Aim:
Type the records out again in full, exactly.
─── Supplied data
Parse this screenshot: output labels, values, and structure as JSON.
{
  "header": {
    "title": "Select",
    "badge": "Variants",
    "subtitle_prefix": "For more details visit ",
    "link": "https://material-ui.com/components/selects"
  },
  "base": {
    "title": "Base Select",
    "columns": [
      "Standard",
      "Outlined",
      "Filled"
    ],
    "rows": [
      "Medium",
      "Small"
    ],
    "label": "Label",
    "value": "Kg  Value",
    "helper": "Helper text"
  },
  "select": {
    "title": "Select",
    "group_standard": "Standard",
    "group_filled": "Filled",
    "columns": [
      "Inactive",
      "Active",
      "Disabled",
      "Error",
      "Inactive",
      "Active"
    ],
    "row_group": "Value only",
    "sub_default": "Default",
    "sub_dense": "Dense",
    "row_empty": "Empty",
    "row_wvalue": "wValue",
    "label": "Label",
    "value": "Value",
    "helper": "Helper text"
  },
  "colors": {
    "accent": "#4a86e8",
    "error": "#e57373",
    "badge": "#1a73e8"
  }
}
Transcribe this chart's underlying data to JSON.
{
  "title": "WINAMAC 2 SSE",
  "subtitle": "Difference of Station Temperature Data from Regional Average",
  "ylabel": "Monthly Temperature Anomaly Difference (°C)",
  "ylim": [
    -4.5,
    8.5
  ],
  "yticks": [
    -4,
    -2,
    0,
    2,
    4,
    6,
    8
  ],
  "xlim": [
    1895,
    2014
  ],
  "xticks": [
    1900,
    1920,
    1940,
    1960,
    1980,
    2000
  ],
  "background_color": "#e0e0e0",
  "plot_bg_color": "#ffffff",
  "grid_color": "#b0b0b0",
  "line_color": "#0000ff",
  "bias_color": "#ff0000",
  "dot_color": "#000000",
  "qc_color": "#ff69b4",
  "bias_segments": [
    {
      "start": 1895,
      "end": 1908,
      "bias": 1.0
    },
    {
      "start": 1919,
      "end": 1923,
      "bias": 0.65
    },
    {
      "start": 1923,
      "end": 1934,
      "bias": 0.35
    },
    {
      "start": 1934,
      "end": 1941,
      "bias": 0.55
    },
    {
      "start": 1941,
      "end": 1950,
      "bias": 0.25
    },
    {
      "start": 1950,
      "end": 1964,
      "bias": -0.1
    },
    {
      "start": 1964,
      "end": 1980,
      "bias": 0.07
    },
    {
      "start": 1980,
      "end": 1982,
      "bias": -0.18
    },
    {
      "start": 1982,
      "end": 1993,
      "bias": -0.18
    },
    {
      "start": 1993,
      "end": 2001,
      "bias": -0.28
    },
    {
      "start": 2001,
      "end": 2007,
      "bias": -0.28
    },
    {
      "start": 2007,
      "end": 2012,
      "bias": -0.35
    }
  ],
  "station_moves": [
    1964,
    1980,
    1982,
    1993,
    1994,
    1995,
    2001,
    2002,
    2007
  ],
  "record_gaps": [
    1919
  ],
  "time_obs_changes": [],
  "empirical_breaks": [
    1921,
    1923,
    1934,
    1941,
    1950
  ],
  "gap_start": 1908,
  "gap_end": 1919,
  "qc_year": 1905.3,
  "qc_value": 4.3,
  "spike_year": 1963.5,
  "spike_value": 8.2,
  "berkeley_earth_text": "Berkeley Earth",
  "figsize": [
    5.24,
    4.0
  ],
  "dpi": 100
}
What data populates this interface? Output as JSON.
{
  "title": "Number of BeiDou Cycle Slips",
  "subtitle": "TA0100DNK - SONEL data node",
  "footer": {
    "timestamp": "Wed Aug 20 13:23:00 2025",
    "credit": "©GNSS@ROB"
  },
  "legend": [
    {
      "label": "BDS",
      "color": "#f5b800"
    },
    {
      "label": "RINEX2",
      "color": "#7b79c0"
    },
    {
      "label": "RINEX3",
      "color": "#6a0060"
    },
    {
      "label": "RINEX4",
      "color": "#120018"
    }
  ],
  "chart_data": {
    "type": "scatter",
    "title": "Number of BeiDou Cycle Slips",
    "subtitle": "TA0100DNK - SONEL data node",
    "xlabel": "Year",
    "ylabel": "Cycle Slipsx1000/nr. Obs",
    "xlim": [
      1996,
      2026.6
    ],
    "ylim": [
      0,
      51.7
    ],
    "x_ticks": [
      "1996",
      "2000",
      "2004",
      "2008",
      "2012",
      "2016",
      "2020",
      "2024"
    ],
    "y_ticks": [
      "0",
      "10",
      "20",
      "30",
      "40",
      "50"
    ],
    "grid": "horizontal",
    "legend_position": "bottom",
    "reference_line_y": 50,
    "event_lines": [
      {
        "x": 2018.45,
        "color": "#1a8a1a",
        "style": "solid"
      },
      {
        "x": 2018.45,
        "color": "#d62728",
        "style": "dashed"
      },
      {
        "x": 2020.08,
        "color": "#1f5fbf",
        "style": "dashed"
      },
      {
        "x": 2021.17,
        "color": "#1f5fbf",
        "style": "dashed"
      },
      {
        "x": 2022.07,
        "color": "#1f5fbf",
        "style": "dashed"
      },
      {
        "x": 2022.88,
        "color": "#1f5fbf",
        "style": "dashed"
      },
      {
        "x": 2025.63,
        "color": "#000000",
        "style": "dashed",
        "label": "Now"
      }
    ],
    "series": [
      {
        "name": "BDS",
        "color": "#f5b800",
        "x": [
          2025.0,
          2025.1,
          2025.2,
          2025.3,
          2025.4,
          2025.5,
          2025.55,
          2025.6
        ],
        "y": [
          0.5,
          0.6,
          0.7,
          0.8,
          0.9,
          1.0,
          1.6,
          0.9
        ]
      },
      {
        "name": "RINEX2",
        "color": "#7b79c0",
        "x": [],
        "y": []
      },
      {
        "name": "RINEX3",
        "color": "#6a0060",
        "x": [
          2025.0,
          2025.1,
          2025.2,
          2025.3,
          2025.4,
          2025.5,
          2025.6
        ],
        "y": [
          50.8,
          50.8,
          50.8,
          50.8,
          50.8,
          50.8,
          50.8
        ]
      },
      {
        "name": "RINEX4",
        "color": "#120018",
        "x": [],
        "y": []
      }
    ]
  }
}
──────
Answer:
Parse this screenshot: output labels, values, and structure as JSON.
{
  "header": {
    "title": "Select",
    "badge": "Variants",
    "subtitle_prefix": "For more details visit ",
    "link": "https://material-ui.com/components/selects"
  },
  "base": {
    "title": "Base Select",
    "columns": [
      "Standard",
      "Outlined",
      "Filled"
    ],
    "rows": [
      "Medium",
      "Small"
    ],
    "label": "Label",
    "value": "Kg  Value",
    "helper": "Helper text"
  },
  "select": {
    "title": "Select",
    "group_standard": "Standard",
    "group_filled": "Filled",
    "columns": [
      "Inactive",
      "Active",
      "Disabled",
      "Error",
      "Inactive",
      "Active"
    ],
    "row_group": "Value only",
    "sub_default": "Default",
    "sub_dense": "Dense",
    "row_empty": "Empty",
    "row_wvalue": "wValue",
    "label": "Label",
    "value": "Value",
    "helper": "Helper text"
  },
  "colors": {
    "accent": "#4a86e8",
    "error": "#e57373",
    "badge": "#1a73e8"
  }
}
Transcribe this chart's underlying data to JSON.
{
  "title": "WINAMAC 2 SSE",
  "subtitle": "Difference of Station Temperature Data from Regional Average",
  "ylabel": "Monthly Temperature Anomaly Difference (°C)",
  "ylim": [
    -4.5,
    8.5
  ],
  "yticks": [
    -4,
    -2,
    0,
    2,
    4,
    6,
    8
  ],
  "xlim": [
    1895,
    2014
  ],
  "xticks": [
    1900,
    1920,
    1940,
    1960,
    1980,
    2000
  ],
  "background_color": "#e0e0e0",
  "plot_bg_color": "#ffffff",
  "grid_color": "#b0b0b0",
  "line_color": "#0000ff",
  "bias_color": "#ff0000",
  "dot_color": "#000000",
  "qc_color": "#ff69b4",
  "bias_segments": [
    {
      "start": 1895,
      "end": 1908,
      "bias": 1.0
    },
    {
      "start": 1919,
      "end": 1923,
      "bias": 0.65
    },
    {
      "start": 1923,
      "end": 1934,
      "bias": 0.35
    },
    {
      "start": 1934,
      "end": 1941,
      "bias": 0.55
    },
    {
      "start": 1941,
      "end": 1950,
      "bias": 0.25
    },
    {
      "start": 1950,
      "end": 1964,
      "bias": -0.1
    },
    {
      "start": 1964,
      "end": 1980,
      "bias": 0.07
    },
    {
      "start": 1980,
      "end": 1982,
      "bias": -0.18
    },
    {
      "start": 1982,
      "end": 1993,
      "bias": -0.18
    },
    {
      "start": 1993,
      "end": 2001,
      "bias": -0.28
    },
    {
      "start": 2001,
      "end": 2007,
      "bias": -0.28
    },
    {
      "start": 2007,
      "end": 2012,
      "bias": -0.35
    }
  ],
  "station_moves": [
    1964,
    1980,
    1982,
    1993,
    1994,
    1995,
    2001,
    2002,
    2007
  ],
  "record_gaps": [
    1919
  ],
  "time_obs_changes": [],
  "empirical_breaks": [
    1921,
    1923,
    1934,
    1941,
    1950
  ],
  "gap_start": 1908,
  "gap_end": 1919,
  "qc_year": 1905.3,
  "qc_value": 4.3,
  "spike_year": 1963.5,
  "spike_value": 8.2,
  "berkeley_earth_text": "Berkeley Earth",
  "figsize": [
    5.24,
    4.0
  ],
  "dpi": 100
}
What data populates this interface? Output as JSON.
{
  "title": "Number of BeiDou Cycle Slips",
  "subtitle": "TA0100DNK - SONEL data node",
  "footer": {
    "timestamp": "Wed Aug 20 13:23:00 2025",
    "credit": "©GNSS@ROB"
  },
  "legend": [
    {
      "label": "BDS",
      "color": "#f5b800"
    },
    {
      "label": "RINEX2",
      "color": "#7b79c0"
    },
    {
      "label": "RINEX3",
      "color": "#6a0060"
    },
    {
      "label": "RINEX4",
      "color": "#120018"
    }
  ],
  "chart_data": {
    "type": "scatter",
    "title": "Number of BeiDou Cycle Slips",
    "subtitle": "TA0100DNK - SONEL data node",
    "xlabel": "Year",
    "ylabel": "Cycle Slipsx1000/nr. Obs",
    "xlim": [
      1996,
      2026.6
    ],
    "ylim": [
      0,
      51.7
    ],
    "x_ticks": [
      "1996",
      "2000",
      "2004",
      "2008",
      "2012",
      "2016",
      "2020",
      "2024"
    ],
    "y_ticks": [
      "0",
      "10",
      "20",
      "30",
      "40",
      "50"
    ],
    "grid": "horizontal",
    "legend_position": "bottom",
    "reference_line_y": 50,
    "event_lines": [
      {
        "x": 2018.45,
        "color": "#1a8a1a",
        "style": "solid"
      },
      {
        "x": 2018.45,
        "color": "#d62728",
        "style": "dashed"
      },
      {
        "x": 2020.08,
        "color": "#1f5fbf",
        "style": "dashed"
      },
      {
        "x": 2021.17,
        "color": "#1f5fbf",
        "style": "dashed"
      },
      {
        "x": 2022.07,
        "color": "#1f5fbf",
        "style": "dashed"
      },
      {
        "x": 2022.88,
        "color": "#1f5fbf",
        "style": "dashed"
      },
      {
        "x": 2025.63,
        "color": "#000000",
        "style": "dashed",
        "label": "Now"
      }
    ],
    "series": [
      {
        "name": "BDS",
        "color": "#f5b800",
        "x": [
          2025.0,
          2025.1,
          2025.2,
          2025.3,
          2025.4,
          2025.5,
          2025.55,
          2025.6
        ],
        "y": [
          0.5,
          0.6,
          0.7,
          0.8,
          0.9,
          1.0,
          1.6,
          0.9
        ]
      },
      {
        "name": "RINEX2",
        "color": "#7b79c0",
        "x": [],
        "y": []
      },
      {
        "name": "RINEX3",
        "color": "#6a0060",
        "x": [
          2025.0,
          2025.1,
          2025.2,
          2025.3,
          2025.4,
          2025.5,
          2025.6
        ],
        "y": [
          50.8,
          50.8,
          50.8,
          50.8,
          50.8,
          50.8,
          50.8
        ]
      },
      {
        "name": "RINEX4",
        "color": "#120018",
        "x": [],
        "y": []
      }
    ]
  }
}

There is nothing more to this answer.